[Stored data entries]
— Begin —

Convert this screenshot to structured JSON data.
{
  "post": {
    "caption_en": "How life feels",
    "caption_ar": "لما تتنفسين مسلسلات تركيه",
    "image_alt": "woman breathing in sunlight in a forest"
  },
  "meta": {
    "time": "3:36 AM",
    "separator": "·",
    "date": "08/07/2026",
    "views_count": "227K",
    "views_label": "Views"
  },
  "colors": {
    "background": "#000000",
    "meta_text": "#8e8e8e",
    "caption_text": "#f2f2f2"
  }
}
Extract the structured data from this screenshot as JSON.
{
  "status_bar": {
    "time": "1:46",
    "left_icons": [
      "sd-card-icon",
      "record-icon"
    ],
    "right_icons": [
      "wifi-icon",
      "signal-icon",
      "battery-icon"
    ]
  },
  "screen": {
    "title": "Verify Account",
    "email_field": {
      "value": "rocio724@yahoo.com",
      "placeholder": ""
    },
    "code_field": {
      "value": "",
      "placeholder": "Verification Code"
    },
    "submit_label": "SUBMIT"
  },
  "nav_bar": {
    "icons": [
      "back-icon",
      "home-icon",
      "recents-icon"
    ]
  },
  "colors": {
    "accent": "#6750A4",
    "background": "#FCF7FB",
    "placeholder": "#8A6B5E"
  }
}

— End —

§ Short problem:
Repeat the records above exactly, leaving none out.

§ Response for this exercise:
Convert this screenshot to structured JSON data.
{
  "post": {
    "caption_en": "How life feels",
    "caption_ar": "لما تتنفسين مسلسلات تركيه",
    "image_alt": "woman breathing in sunlight in a forest"
  },
  "meta": {
    "time": "3:36 AM",
    "separator": "·",
    "date": "08/07/2026",
    "views_count": "227K",
    "views_label": "Views"
  },
  "colors": {
    "background": "#000000",
    "meta_text": "#8e8e8e",
    "caption_text": "#f2f2f2"
  }
}
Extract the structured data from this screenshot as JSON.
{
  "status_bar": {
    "time": "1:46",
    "left_icons": [
      "sd-card-icon",
      "record-icon"
    ],
    "right_icons": [
      "wifi-icon",
      "signal-icon",
      "battery-icon"
    ]
  },
  "screen": {
    "title": "Verify Account",
    "email_field": {
      "value": "rocio724@yahoo.com",
      "placeholder": ""
    },
    "code_field": {
      "value": "",
      "placeholder": "Verification Code"
    },
    "submit_label": "SUBMIT"
  },
  "nav_bar": {
    "icons": [
      "back-icon",
      "home-icon",
      "recents-icon"
    ]
  },
  "colors": {
    "accent": "#6750A4",
    "background": "#FCF7FB",
    "placeholder": "#8A6B5E"
  }
}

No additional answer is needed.